— Your goal —
Output, unchanged, the items from the very beginning down to and including the line containing "x-axis-label-suffix: [K] bbox=[1190, 1606, 1283, 1669]".

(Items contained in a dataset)
[BEGIN]
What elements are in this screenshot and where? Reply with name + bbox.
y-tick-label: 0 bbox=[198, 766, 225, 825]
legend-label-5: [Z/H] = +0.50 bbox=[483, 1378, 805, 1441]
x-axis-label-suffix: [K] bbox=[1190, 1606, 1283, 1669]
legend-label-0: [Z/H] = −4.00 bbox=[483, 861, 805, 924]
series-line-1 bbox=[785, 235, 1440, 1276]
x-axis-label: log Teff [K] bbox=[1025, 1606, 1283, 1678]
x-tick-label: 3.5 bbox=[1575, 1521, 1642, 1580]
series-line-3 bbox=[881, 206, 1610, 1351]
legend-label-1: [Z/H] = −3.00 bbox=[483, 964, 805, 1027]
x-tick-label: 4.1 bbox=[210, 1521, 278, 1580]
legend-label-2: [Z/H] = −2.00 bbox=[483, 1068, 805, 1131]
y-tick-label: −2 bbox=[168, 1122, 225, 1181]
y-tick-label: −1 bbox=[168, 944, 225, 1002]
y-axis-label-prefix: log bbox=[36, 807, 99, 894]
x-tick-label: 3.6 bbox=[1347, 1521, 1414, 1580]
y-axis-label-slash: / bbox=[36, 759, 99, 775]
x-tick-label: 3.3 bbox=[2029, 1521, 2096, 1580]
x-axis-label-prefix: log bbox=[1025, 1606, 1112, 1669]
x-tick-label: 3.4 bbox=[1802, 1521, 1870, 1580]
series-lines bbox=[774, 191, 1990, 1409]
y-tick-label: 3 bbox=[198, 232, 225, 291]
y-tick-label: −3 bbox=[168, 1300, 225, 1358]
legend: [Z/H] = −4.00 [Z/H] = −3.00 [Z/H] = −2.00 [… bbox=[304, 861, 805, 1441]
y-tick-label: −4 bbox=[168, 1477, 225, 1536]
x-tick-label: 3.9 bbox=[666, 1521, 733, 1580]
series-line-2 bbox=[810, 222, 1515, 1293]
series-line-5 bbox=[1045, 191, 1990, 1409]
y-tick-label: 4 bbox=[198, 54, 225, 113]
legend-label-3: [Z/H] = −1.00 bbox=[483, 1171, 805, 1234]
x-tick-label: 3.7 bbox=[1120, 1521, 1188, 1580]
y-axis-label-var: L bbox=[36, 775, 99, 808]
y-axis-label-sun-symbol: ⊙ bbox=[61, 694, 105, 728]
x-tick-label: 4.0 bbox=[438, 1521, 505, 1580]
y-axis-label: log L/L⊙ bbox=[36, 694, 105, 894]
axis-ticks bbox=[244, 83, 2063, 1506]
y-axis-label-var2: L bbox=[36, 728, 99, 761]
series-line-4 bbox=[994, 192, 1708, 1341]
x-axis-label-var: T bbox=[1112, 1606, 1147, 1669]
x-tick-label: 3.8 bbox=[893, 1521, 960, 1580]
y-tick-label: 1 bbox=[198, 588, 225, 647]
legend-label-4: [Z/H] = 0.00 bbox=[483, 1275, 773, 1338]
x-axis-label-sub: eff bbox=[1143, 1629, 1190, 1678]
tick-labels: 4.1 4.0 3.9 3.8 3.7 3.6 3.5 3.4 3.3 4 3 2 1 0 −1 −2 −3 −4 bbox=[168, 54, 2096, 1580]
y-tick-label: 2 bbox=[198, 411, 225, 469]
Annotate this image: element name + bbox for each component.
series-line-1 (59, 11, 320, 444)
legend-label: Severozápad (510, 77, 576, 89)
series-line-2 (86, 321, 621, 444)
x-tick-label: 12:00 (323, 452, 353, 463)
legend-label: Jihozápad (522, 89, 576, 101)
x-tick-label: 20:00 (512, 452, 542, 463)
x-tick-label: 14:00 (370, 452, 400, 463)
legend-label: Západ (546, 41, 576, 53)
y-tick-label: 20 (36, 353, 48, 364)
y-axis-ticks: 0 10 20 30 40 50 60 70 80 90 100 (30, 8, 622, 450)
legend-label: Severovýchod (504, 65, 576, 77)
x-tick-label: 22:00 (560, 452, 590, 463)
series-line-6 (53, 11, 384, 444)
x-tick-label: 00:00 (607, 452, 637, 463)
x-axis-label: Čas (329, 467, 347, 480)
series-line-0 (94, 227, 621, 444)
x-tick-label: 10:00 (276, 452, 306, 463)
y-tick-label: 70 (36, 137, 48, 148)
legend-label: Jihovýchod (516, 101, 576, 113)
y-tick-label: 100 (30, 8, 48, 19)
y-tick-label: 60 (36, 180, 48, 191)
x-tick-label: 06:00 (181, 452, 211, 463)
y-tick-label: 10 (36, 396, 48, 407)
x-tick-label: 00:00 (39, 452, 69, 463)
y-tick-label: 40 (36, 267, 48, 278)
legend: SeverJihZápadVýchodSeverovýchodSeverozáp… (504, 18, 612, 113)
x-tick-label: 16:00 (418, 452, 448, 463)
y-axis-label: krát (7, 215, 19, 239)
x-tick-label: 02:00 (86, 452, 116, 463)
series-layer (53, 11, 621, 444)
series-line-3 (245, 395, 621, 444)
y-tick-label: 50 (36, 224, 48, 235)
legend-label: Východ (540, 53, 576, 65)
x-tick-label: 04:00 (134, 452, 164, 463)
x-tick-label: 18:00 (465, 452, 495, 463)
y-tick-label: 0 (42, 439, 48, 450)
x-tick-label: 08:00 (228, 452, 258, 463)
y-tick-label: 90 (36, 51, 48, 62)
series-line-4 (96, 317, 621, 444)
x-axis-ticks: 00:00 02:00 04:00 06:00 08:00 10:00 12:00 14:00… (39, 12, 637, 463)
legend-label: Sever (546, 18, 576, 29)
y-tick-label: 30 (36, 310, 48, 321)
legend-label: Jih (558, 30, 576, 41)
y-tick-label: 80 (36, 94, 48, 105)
[END]
— Correct answer —
What elements are in this screenshot and where? Reply with name + bbox.
y-tick-label: 0 bbox=[198, 766, 225, 825]
legend-label-5: [Z/H] = +0.50 bbox=[483, 1378, 805, 1441]
x-axis-label-suffix: [K] bbox=[1190, 1606, 1283, 1669]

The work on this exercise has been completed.